(Records)
-- Begin --

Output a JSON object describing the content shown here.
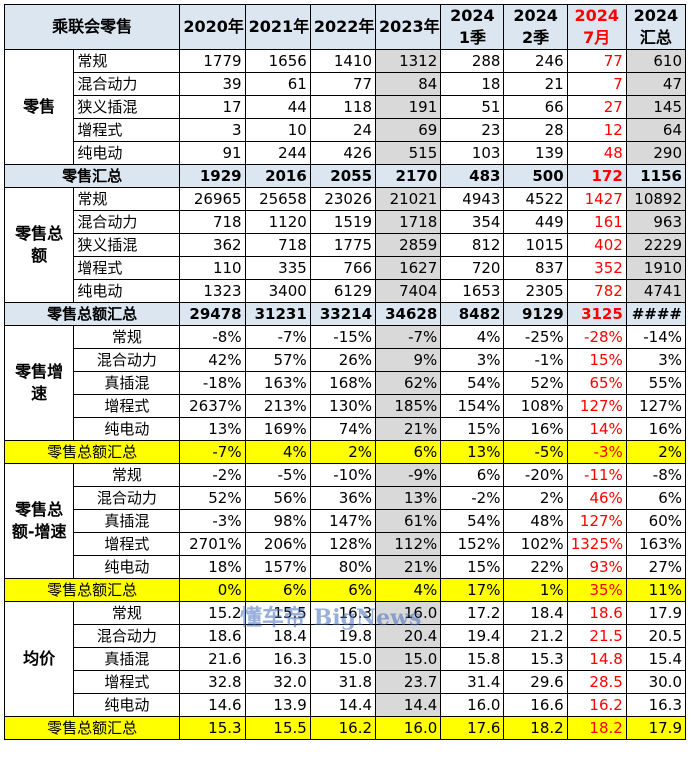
{
  "header": {
    "corner": "乘联会零售",
    "cols": [
      "2020年",
      "2021年",
      "2022年",
      "2023年",
      "2024\n1季",
      "2024\n2季",
      "2024\n7月",
      "2024\n汇总"
    ]
  },
  "groups": [
    {
      "label": "零售",
      "rows": [
        {
          "name": "常规",
          "values": [
            "1779",
            "1656",
            "1410",
            "1312",
            "288",
            "246",
            "77",
            "610"
          ]
        },
        {
          "name": "混合动力",
          "values": [
            "39",
            "61",
            "77",
            "84",
            "18",
            "21",
            "7",
            "47"
          ]
        },
        {
          "name": "狭义插混",
          "values": [
            "17",
            "44",
            "118",
            "191",
            "51",
            "66",
            "27",
            "145"
          ]
        },
        {
          "name": "增程式",
          "values": [
            "3",
            "10",
            "24",
            "69",
            "23",
            "28",
            "12",
            "64"
          ]
        },
        {
          "name": "纯电动",
          "values": [
            "91",
            "244",
            "426",
            "515",
            "103",
            "139",
            "48",
            "290"
          ]
        }
      ],
      "summary": {
        "name": "零售汇总",
        "values": [
          "1929",
          "2016",
          "2055",
          "2170",
          "483",
          "500",
          "172",
          "1156"
        ],
        "style": "sum"
      }
    },
    {
      "label": "零售总额",
      "rows": [
        {
          "name": "常规",
          "values": [
            "26965",
            "25658",
            "23026",
            "21021",
            "4943",
            "4522",
            "1427",
            "10892"
          ]
        },
        {
          "name": "混合动力",
          "values": [
            "718",
            "1120",
            "1519",
            "1718",
            "354",
            "449",
            "161",
            "963"
          ]
        },
        {
          "name": "狭义插混",
          "values": [
            "362",
            "718",
            "1775",
            "2859",
            "812",
            "1015",
            "402",
            "2229"
          ]
        },
        {
          "name": "增程式",
          "values": [
            "110",
            "335",
            "766",
            "1627",
            "720",
            "837",
            "352",
            "1910"
          ]
        },
        {
          "name": "纯电动",
          "values": [
            "1323",
            "3400",
            "6129",
            "7404",
            "1653",
            "2305",
            "782",
            "4741"
          ]
        }
      ],
      "summary": {
        "name": "零售总额汇总",
        "values": [
          "29478",
          "31231",
          "33214",
          "34628",
          "8482",
          "9129",
          "3125",
          "####"
        ],
        "style": "sum"
      }
    },
    {
      "label": "零售增速",
      "rows": [
        {
          "name": "常规",
          "values": [
            "-8%",
            "-7%",
            "-15%",
            "-7%",
            "4%",
            "-25%",
            "-28%",
            "-14%"
          ]
        },
        {
          "name": "混合动力",
          "values": [
            "42%",
            "57%",
            "26%",
            "9%",
            "3%",
            "-1%",
            "15%",
            "3%"
          ]
        },
        {
          "name": "真插混",
          "values": [
            "-18%",
            "163%",
            "168%",
            "62%",
            "54%",
            "52%",
            "65%",
            "55%"
          ]
        },
        {
          "name": "增程式",
          "values": [
            "2637%",
            "213%",
            "130%",
            "185%",
            "154%",
            "108%",
            "127%",
            "127%"
          ]
        },
        {
          "name": "纯电动",
          "values": [
            "13%",
            "169%",
            "74%",
            "21%",
            "15%",
            "16%",
            "14%",
            "16%"
          ]
        }
      ],
      "summary": {
        "name": "零售总额汇总",
        "values": [
          "-7%",
          "4%",
          "2%",
          "6%",
          "13%",
          "-5%",
          "-3%",
          "2%"
        ],
        "style": "ysum"
      }
    },
    {
      "label": "零售总额-增速",
      "rows": [
        {
          "name": "常规",
          "values": [
            "-2%",
            "-5%",
            "-10%",
            "-9%",
            "6%",
            "-20%",
            "-11%",
            "-8%"
          ]
        },
        {
          "name": "混合动力",
          "values": [
            "52%",
            "56%",
            "36%",
            "13%",
            "-2%",
            "2%",
            "46%",
            "6%"
          ]
        },
        {
          "name": "真插混",
          "values": [
            "-3%",
            "98%",
            "147%",
            "61%",
            "54%",
            "48%",
            "127%",
            "60%"
          ]
        },
        {
          "name": "增程式",
          "values": [
            "2701%",
            "206%",
            "128%",
            "112%",
            "152%",
            "102%",
            "1325%",
            "163%"
          ]
        },
        {
          "name": "纯电动",
          "values": [
            "18%",
            "157%",
            "80%",
            "21%",
            "15%",
            "22%",
            "93%",
            "27%"
          ]
        }
      ],
      "summary": {
        "name": "零售总额汇总",
        "values": [
          "0%",
          "6%",
          "6%",
          "4%",
          "17%",
          "1%",
          "35%",
          "11%"
        ],
        "style": "ysum"
      }
    },
    {
      "label": "均价",
      "rows": [
        {
          "name": "常规",
          "values": [
            "15.2",
            "15.5",
            "16.3",
            "16.0",
            "17.2",
            "18.4",
            "18.6",
            "17.9"
          ]
        },
        {
          "name": "混合动力",
          "values": [
            "18.6",
            "18.4",
            "19.8",
            "20.4",
            "19.4",
            "21.2",
            "21.5",
            "20.5"
          ]
        },
        {
          "name": "真插混",
          "values": [
            "21.6",
            "16.3",
            "15.0",
            "15.0",
            "15.8",
            "15.3",
            "14.8",
            "15.4"
          ]
        },
        {
          "name": "增程式",
          "values": [
            "32.8",
            "32.0",
            "31.8",
            "23.7",
            "31.4",
            "29.6",
            "28.5",
            "30.0"
          ]
        },
        {
          "name": "纯电动",
          "values": [
            "14.6",
            "13.9",
            "14.4",
            "14.4",
            "16.0",
            "16.6",
            "16.2",
            "16.3"
          ]
        }
      ],
      "summary": {
        "name": "零售总额汇总",
        "values": [
          "15.3",
          "15.5",
          "16.2",
          "16.0",
          "17.6",
          "18.2",
          "18.2",
          "17.9"
        ],
        "style": "ysum"
      }
    }
  ],
  "watermark": "懂车帝 BigNews",
  "colors": {
    "header_bg": "#dce6f1",
    "highlight_yellow": "#ffff00",
    "gray_col": "#d9d9d9",
    "red_text": "#ff0000"
  }
}
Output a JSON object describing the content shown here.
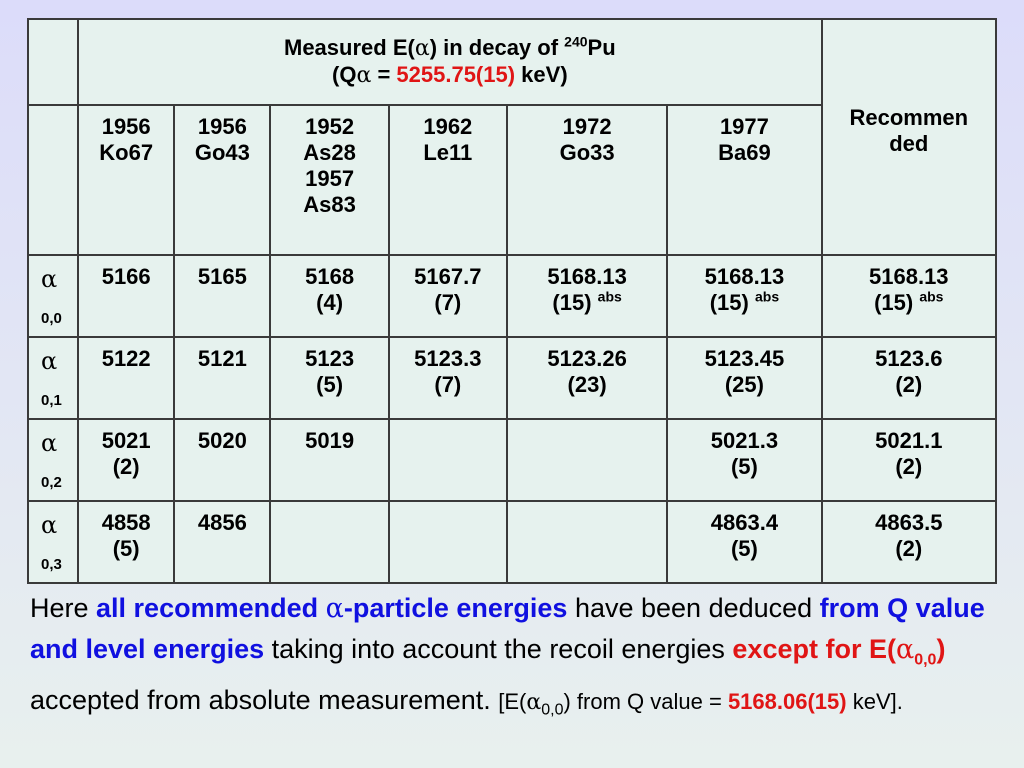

-- End --

Each entry above should be reproduced exactly, with the pictures removed.

**The reply:**
Output a JSON object describing the content shown here.
{
  "header": {
    "corner": "乘联会零售",
    "cols": [
      "2020年",
      "2021年",
      "2022年",
      "2023年",
      "2024\n1季",
      "2024\n2季",
      "2024\n7月",
      "2024\n汇总"
    ]
  },
  "groups": [
    {
      "label": "零售",
      "rows": [
        {
          "name": "常规",
          "values": [
            "1779",
            "1656",
            "1410",
            "1312",
            "288",
            "246",
            "77",
            "610"
          ]
        },
        {
          "name": "混合动力",
          "values": [
            "39",
            "61",
            "77",
            "84",
            "18",
            "21",
            "7",
            "47"
          ]
        },
        {
          "name": "狭义插混",
          "values": [
            "17",
            "44",
            "118",
            "191",
            "51",
            "66",
            "27",
            "145"
          ]
        },
        {
          "name": "增程式",
          "values": [
            "3",
            "10",
            "24",
            "69",
            "23",
            "28",
            "12",
            "64"
          ]
        },
        {
          "name": "纯电动",
          "values": [
            "91",
            "244",
            "426",
            "515",
            "103",
            "139",
            "48",
            "290"
          ]
        }
      ],
      "summary": {
        "name": "零售汇总",
        "values": [
          "1929",
          "2016",
          "2055",
          "2170",
          "483",
          "500",
          "172",
          "1156"
        ],
        "style": "sum"
      }
    },
    {
      "label": "零售总额",
      "rows": [
        {
          "name": "常规",
          "values": [
            "26965",
            "25658",
            "23026",
            "21021",
            "4943",
            "4522",
            "1427",
            "10892"
          ]
        },
        {
          "name": "混合动力",
          "values": [
            "718",
            "1120",
            "1519",
            "1718",
            "354",
            "449",
            "161",
            "963"
          ]
        },
        {
          "name": "狭义插混",
          "values": [
            "362",
            "718",
            "1775",
            "2859",
            "812",
            "1015",
            "402",
            "2229"
          ]
        },
        {
          "name": "增程式",
          "values": [
            "110",
            "335",
            "766",
            "1627",
            "720",
            "837",
            "352",
            "1910"
          ]
        },
        {
          "name": "纯电动",
          "values": [
            "1323",
            "3400",
            "6129",
            "7404",
            "1653",
            "2305",
            "782",
            "4741"
          ]
        }
      ],
      "summary": {
        "name": "零售总额汇总",
        "values": [
          "29478",
          "31231",
          "33214",
          "34628",
          "8482",
          "9129",
          "3125",
          "####"
        ],
        "style": "sum"
      }
    },
    {
      "label": "零售增速",
      "rows": [
        {
          "name": "常规",
          "values": [
            "-8%",
            "-7%",
            "-15%",
            "-7%",
            "4%",
            "-25%",
            "-28%",
            "-14%"
          ]
        },
        {
          "name": "混合动力",
          "values": [
            "42%",
            "57%",
            "26%",
            "9%",
            "3%",
            "-1%",
            "15%",
            "3%"
          ]
        },
        {
          "name": "真插混",
          "values": [
            "-18%",
            "163%",
            "168%",
            "62%",
            "54%",
            "52%",
            "65%",
            "55%"
          ]
        },
        {
          "name": "增程式",
          "values": [
            "2637%",
            "213%",
            "130%",
            "185%",
            "154%",
            "108%",
            "127%",
            "127%"
          ]
        },
        {
          "name": "纯电动",
          "values": [
            "13%",
            "169%",
            "74%",
            "21%",
            "15%",
            "16%",
            "14%",
            "16%"
          ]
        }
      ],
      "summary": {
        "name": "零售总额汇总",
        "values": [
          "-7%",
          "4%",
          "2%",
          "6%",
          "13%",
          "-5%",
          "-3%",
          "2%"
        ],
        "style": "ysum"
      }
    },
    {
      "label": "零售总额-增速",
      "rows": [
        {
          "name": "常规",
          "values": [
            "-2%",
            "-5%",
            "-10%",
            "-9%",
            "6%",
            "-20%",
            "-11%",
            "-8%"
          ]
        },
        {
          "name": "混合动力",
          "values": [
            "52%",
            "56%",
            "36%",
            "13%",
            "-2%",
            "2%",
            "46%",
            "6%"
          ]
        },
        {
          "name": "真插混",
          "values": [
            "-3%",
            "98%",
            "147%",
            "61%",
            "54%",
            "48%",
            "127%",
            "60%"
          ]
        },
        {
          "name": "增程式",
          "values": [
            "2701%",
            "206%",
            "128%",
            "112%",
            "152%",
            "102%",
            "1325%",
            "163%"
          ]
        },
        {
          "name": "纯电动",
          "values": [
            "18%",
            "157%",
            "80%",
            "21%",
            "15%",
            "22%",
            "93%",
            "27%"
          ]
        }
      ],
      "summary": {
        "name": "零售总额汇总",
        "values": [
          "0%",
          "6%",
          "6%",
          "4%",
          "17%",
          "1%",
          "35%",
          "11%"
        ],
        "style": "ysum"
      }
    },
    {
      "label": "均价",
      "rows": [
        {
          "name": "常规",
          "values": [
            "15.2",
            "15.5",
            "16.3",
            "16.0",
            "17.2",
            "18.4",
            "18.6",
            "17.9"
          ]
        },
        {
          "name": "混合动力",
          "values": [
            "18.6",
            "18.4",
            "19.8",
            "20.4",
            "19.4",
            "21.2",
            "21.5",
            "20.5"
          ]
        },
        {
          "name": "真插混",
          "values": [
            "21.6",
            "16.3",
            "15.0",
            "15.0",
            "15.8",
            "15.3",
            "14.8",
            "15.4"
          ]
        },
        {
          "name": "增程式",
          "values": [
            "32.8",
            "32.0",
            "31.8",
            "23.7",
            "31.4",
            "29.6",
            "28.5",
            "30.0"
          ]
        },
        {
          "name": "纯电动",
          "values": [
            "14.6",
            "13.9",
            "14.4",
            "14.4",
            "16.0",
            "16.6",
            "16.2",
            "16.3"
          ]
        }
      ],
      "summary": {
        "name": "零售总额汇总",
        "values": [
          "15.3",
          "15.5",
          "16.2",
          "16.0",
          "17.6",
          "18.2",
          "18.2",
          "17.9"
        ],
        "style": "ysum"
      }
    }
  ],
  "watermark": "懂车帝 BigNews",
  "colors": {
    "header_bg": "#dce6f1",
    "highlight_yellow": "#ffff00",
    "gray_col": "#d9d9d9",
    "red_text": "#ff0000"
  }
}
Output a JSON object describing the content shown here.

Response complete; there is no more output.